◆ EXERCISE OBJECTIVE: Pick out each line with the word "circle" from the material that follows.

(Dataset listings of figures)

====

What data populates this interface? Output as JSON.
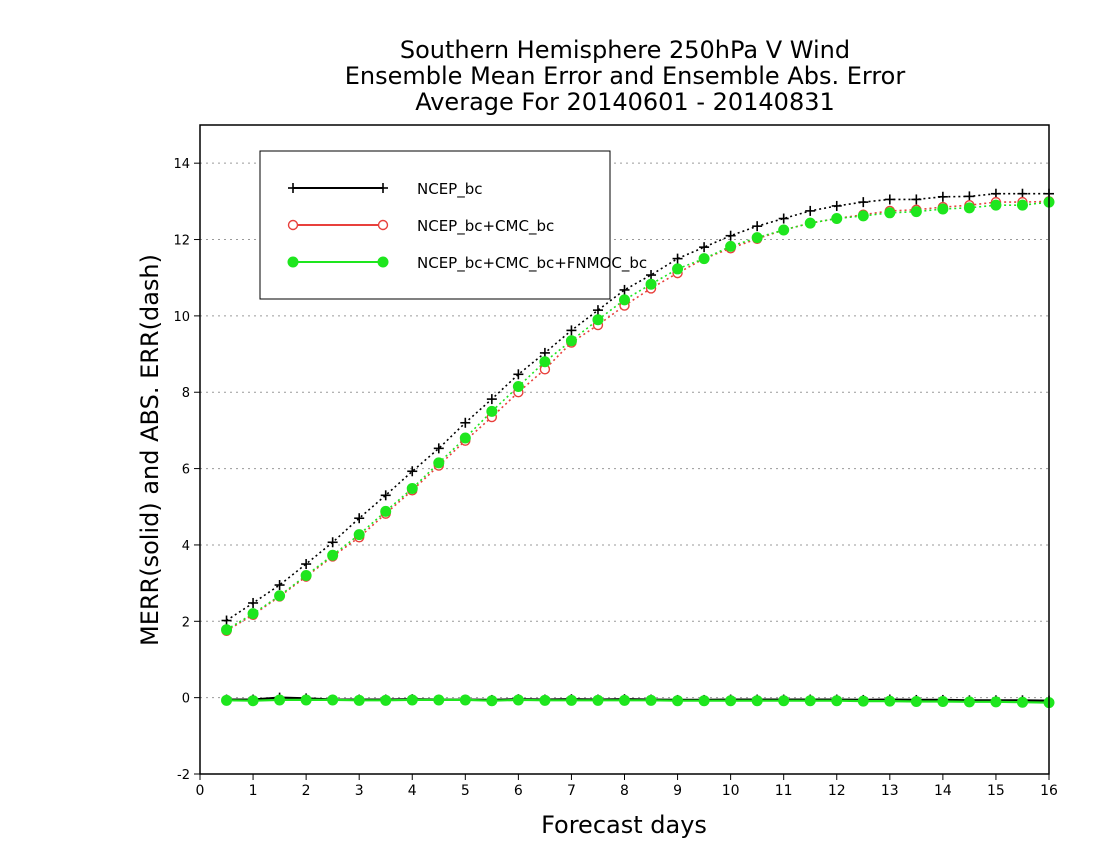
{
  "chart_data": {
    "type": "line",
    "title": [
      "Southern Hemisphere 250hPa V Wind",
      "Ensemble Mean Error and Ensemble Abs. Error",
      "Average For 20140601 - 20140831"
    ],
    "xlabel": "Forecast days",
    "ylabel": "MERR(solid) and ABS. ERR(dash)",
    "xlim": [
      0,
      16
    ],
    "ylim": [
      -2,
      15
    ],
    "xticks": [
      "0",
      "1",
      "2",
      "3",
      "4",
      "5",
      "6",
      "7",
      "8",
      "9",
      "10",
      "11",
      "12",
      "13",
      "14",
      "15",
      "16"
    ],
    "yticks": [
      "-2",
      "0",
      "2",
      "4",
      "6",
      "8",
      "10",
      "12",
      "14"
    ],
    "grid": "horizontal dotted",
    "legend_placement": "top-left",
    "x": [
      0.5,
      1,
      1.5,
      2,
      2.5,
      3,
      3.5,
      4,
      4.5,
      5,
      5.5,
      6,
      6.5,
      7,
      7.5,
      8,
      8.5,
      9,
      9.5,
      10,
      10.5,
      11,
      11.5,
      12,
      12.5,
      13,
      13.5,
      14,
      14.5,
      15,
      15.5,
      16
    ],
    "series": [
      {
        "name": "NCEP_bc",
        "color": "#000000",
        "marker": "plus",
        "abs_err": [
          2.02,
          2.48,
          2.95,
          3.5,
          4.07,
          4.7,
          5.3,
          5.93,
          6.53,
          7.2,
          7.82,
          8.47,
          9.03,
          9.62,
          10.15,
          10.68,
          11.07,
          11.5,
          11.8,
          12.1,
          12.35,
          12.55,
          12.75,
          12.88,
          12.98,
          13.05,
          13.05,
          13.12,
          13.13,
          13.2,
          13.2,
          13.2
        ],
        "mean_err": [
          -0.05,
          -0.05,
          0.0,
          -0.02,
          -0.05,
          -0.05,
          -0.05,
          -0.04,
          -0.05,
          -0.05,
          -0.06,
          -0.04,
          -0.05,
          -0.04,
          -0.05,
          -0.04,
          -0.05,
          -0.06,
          -0.06,
          -0.05,
          -0.05,
          -0.05,
          -0.05,
          -0.05,
          -0.06,
          -0.05,
          -0.06,
          -0.06,
          -0.07,
          -0.07,
          -0.07,
          -0.08
        ]
      },
      {
        "name": "NCEP_bc+CMC_bc",
        "color": "#e8403c",
        "marker": "open-circle",
        "abs_err": [
          1.75,
          2.17,
          2.65,
          3.17,
          3.7,
          4.2,
          4.82,
          5.43,
          6.08,
          6.73,
          7.35,
          8.0,
          8.6,
          9.3,
          9.76,
          10.27,
          10.72,
          11.12,
          11.5,
          11.77,
          12.02,
          12.25,
          12.43,
          12.55,
          12.65,
          12.75,
          12.78,
          12.85,
          12.9,
          12.98,
          12.98,
          13.0
        ]
      },
      {
        "name": "NCEP_bc+CMC_bc+FNMOC_bc",
        "color": "#1ee61e",
        "marker": "filled-circle",
        "abs_err": [
          1.78,
          2.2,
          2.67,
          3.2,
          3.73,
          4.27,
          4.88,
          5.48,
          6.15,
          6.8,
          7.5,
          8.15,
          8.8,
          9.35,
          9.9,
          10.42,
          10.83,
          11.23,
          11.5,
          11.82,
          12.05,
          12.25,
          12.43,
          12.55,
          12.62,
          12.7,
          12.73,
          12.8,
          12.83,
          12.9,
          12.9,
          12.98
        ],
        "mean_err": [
          -0.07,
          -0.08,
          -0.06,
          -0.06,
          -0.06,
          -0.07,
          -0.07,
          -0.06,
          -0.06,
          -0.06,
          -0.08,
          -0.06,
          -0.07,
          -0.07,
          -0.07,
          -0.07,
          -0.07,
          -0.08,
          -0.08,
          -0.08,
          -0.08,
          -0.08,
          -0.08,
          -0.08,
          -0.09,
          -0.09,
          -0.1,
          -0.1,
          -0.11,
          -0.11,
          -0.12,
          -0.13
        ]
      }
    ]
  }
}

====

◆ FINAL RESULT:
        "marker": "open-circle",
        "marker": "filled-circle",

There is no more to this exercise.